Challenge:
Find the number of lines below in which the word "School" appears, and write that number only.
--- START Given data ---
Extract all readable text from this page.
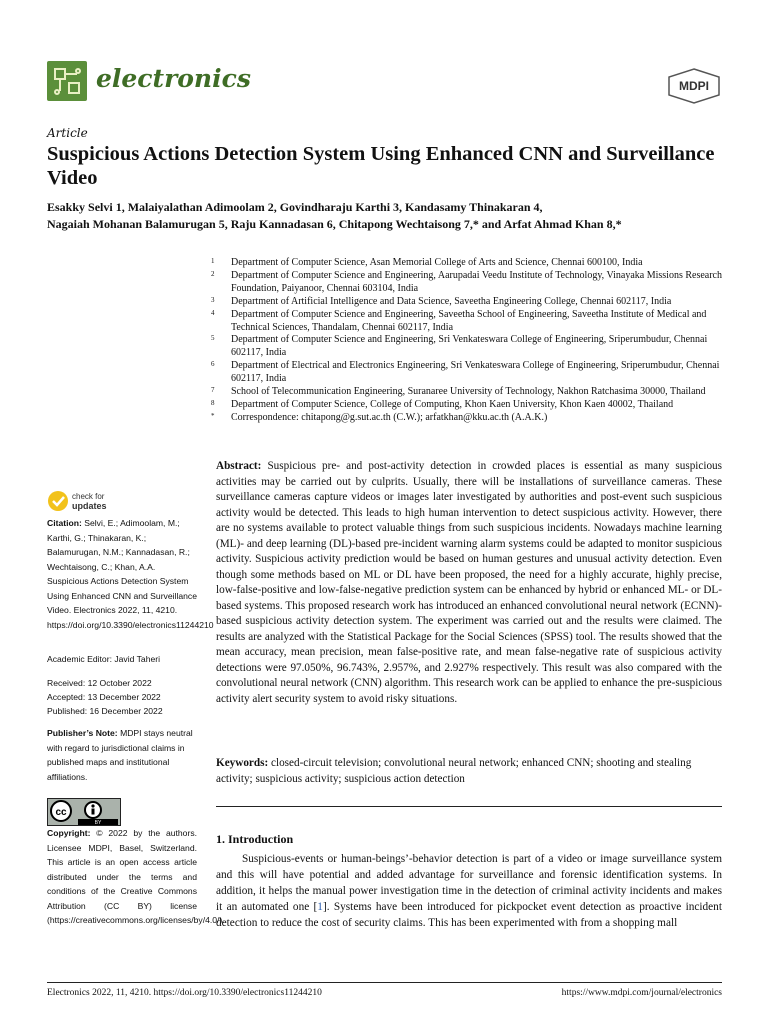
electronics	MDPI
Article
Suspicious Actions Detection System Using Enhanced CNN and Surveillance Video
Esakky Selvi 1, Malaiyalathan Adimoolam 2, Govindharaju Karthi 3, Kandasamy Thinakaran 4,
Nagaiah Mohanan Balamurugan 5, Raju Kannadasan 6, Chitapong Wechtaisong 7,* and Arfat Ahmad Khan 8,*
1 Department of Computer Science, Asan Memorial College of Arts and Science, Chennai 600100, India
2 Department of Computer Science and Engineering, Aarupadai Veedu Institute of Technology, Vinayaka Missions Research Foundation, Paiyanoor, Chennai 603104, India
3 Department of Artificial Intelligence and Data Science, Saveetha Engineering College, Chennai 602117, India
4 Department of Computer Science and Engineering, Saveetha School of Engineering, Saveetha Institute of Medical and Technical Sciences, Thandalam, Chennai 602117, India
5 Department of Computer Science and Engineering, Sri Venkateswara College of Engineering, Sriperumbudur, Chennai 602117, India
6 Department of Electrical and Electronics Engineering, Sri Venkateswara College of Engineering, Sriperumbudur, Chennai 602117, India
7 School of Telecommunication Engineering, Suranaree University of Technology, Nakhon Ratchasima 30000, Thailand
8 Department of Computer Science, College of Computing, Khon Kaen University, Khon Kaen 40002, Thailand
* Correspondence: chitapong@g.sut.ac.th (C.W.); arfatkhan@kku.ac.th (A.A.K.)
check for
updates
Citation: Selvi, E.; Adimoolam, M.; Karthi, G.; Thinakaran, K.; Balamurugan, N.M.; Kannadasan, R.; Wechtaisong, C.; Khan, A.A. Suspicious Actions Detection System Using Enhanced CNN and Surveillance Video. Electronics 2022, 11, 4210. https://doi.org/10.3390/electronics11244210
Academic Editor: Javid Taheri
Received: 12 October 2022
Accepted: 13 December 2022
Published: 16 December 2022
Publisher’s Note: MDPI stays neutral with regard to jurisdictional claims in published maps and institutional affiliations.
cc
BY
Copyright: © 2022 by the authors. Licensee MDPI, Basel, Switzerland. This article is an open access article distributed under the terms and conditions of the Creative Commons Attribution (CC BY) license (https://creativecommons.org/licenses/by/4.0/).
Abstract: Suspicious pre- and post-activity detection in crowded places is essential as many suspicious activities may be carried out by culprits. Usually, there will be installations of surveillance cameras. These surveillance cameras capture videos or images later investigated by authorities and post-event such suspicious activity would be detected. This leads to high human intervention to detect suspicious activity. However, there are no systems available to protect valuable things from such suspicious incidents. Nowadays machine learning (ML)- and deep learning (DL)-based pre-incident warning alarm systems could be adapted to monitor suspicious activity. Suspicious activity prediction would be based on human gestures and unusual activity detection. Even though some methods based on ML or DL have been proposed, the need for a highly accurate, highly precise, low-false-positive and low-false-negative prediction system can be enhanced by hybrid or enhanced ML- or DL-based systems. This proposed research work has introduced an enhanced convolutional neural network (ECNN)-based suspicious activity detection system. The experiment was carried out and the results were claimed. The results are analyzed with the Statistical Package for the Social Sciences (SPSS) tool. The results showed that the mean accuracy, mean precision, mean false-positive rate, and mean false-negative rate of suspicious activity detections were 97.050%, 96.743%, 2.957%, and 2.927% respectively. This result was also compared with the convolutional neural network (CNN) algorithm. This research work can be applied to enhance the pre-suspicious activity alert security system to avoid risky situations.
Keywords: closed-circuit television; convolutional neural network; enhanced CNN; shooting and stealing activity; suspicious activity; suspicious action detection
1. Introduction
Suspicious-events or human-beings’-behavior detection is part of a video or image surveillance system and this will have potential and added advantage for surveillance and forensic identification systems. In addition, it helps the manual power investigation time in the detection of criminal activity incidents and makes it an automated one [1]. Systems have been introduced for pickpocket event detection as proactive incident detection to reduce the cost of security claims. This has been experimented with from a shopping mall
Electronics 2022, 11, 4210. https://doi.org/10.3390/electronics11244210	https://www.mdpi.com/journal/electronics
--- END Given data ---
Solution:
2